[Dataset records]
========

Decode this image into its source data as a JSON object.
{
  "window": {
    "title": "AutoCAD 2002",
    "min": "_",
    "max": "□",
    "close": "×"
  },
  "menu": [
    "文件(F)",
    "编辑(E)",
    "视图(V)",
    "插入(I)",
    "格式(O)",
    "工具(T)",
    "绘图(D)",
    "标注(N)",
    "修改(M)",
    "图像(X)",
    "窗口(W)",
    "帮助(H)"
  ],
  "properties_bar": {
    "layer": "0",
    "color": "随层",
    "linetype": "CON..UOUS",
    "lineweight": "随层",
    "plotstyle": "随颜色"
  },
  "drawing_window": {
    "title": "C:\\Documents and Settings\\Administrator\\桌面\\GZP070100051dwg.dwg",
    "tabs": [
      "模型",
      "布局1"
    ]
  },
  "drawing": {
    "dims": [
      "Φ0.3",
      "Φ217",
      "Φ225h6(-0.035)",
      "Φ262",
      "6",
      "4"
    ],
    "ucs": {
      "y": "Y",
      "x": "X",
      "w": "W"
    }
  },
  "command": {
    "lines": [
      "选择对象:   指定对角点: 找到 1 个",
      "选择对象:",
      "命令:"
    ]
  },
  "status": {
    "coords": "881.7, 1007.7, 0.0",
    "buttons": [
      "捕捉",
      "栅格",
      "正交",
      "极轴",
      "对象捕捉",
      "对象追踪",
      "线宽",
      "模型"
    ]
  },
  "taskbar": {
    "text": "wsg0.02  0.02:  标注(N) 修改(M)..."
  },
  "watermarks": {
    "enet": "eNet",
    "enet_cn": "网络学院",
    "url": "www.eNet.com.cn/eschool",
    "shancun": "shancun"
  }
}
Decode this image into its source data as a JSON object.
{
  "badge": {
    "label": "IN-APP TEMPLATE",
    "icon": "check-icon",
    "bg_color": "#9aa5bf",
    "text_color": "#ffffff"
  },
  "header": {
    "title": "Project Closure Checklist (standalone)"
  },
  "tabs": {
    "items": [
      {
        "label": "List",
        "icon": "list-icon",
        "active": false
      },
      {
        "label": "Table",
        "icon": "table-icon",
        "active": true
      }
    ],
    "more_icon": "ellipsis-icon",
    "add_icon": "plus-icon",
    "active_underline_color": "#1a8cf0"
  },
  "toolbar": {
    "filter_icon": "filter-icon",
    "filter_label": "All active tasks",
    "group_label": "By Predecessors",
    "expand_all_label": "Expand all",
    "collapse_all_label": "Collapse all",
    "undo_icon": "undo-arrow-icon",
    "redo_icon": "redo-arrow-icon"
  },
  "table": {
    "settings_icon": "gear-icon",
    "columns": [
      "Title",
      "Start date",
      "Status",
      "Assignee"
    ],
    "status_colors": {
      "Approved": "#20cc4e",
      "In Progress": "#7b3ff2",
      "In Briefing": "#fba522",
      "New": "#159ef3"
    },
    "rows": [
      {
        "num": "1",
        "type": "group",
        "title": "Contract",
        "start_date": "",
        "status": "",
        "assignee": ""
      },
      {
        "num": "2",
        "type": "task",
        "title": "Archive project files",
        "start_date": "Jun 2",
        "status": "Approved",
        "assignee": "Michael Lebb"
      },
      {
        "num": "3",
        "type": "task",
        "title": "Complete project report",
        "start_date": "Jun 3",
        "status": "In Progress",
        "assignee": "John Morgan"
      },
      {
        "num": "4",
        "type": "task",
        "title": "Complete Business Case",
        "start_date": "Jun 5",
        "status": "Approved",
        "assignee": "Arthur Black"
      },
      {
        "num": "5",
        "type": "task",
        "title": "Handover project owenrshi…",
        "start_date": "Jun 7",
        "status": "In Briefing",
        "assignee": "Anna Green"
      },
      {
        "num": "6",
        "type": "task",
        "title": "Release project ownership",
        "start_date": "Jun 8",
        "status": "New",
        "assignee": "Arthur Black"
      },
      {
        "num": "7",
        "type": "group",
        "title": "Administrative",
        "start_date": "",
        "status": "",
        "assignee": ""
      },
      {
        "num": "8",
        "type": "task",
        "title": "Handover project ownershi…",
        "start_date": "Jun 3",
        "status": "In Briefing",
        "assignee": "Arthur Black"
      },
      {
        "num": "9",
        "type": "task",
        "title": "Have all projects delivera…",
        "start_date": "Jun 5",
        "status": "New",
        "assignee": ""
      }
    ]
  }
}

========

-- Your task --
Search the data above for the word "Progress", then gather each line in which it appears.

-- Complete answer --
      "In Progress": "#7b3ff2",
        "status": "In Progress",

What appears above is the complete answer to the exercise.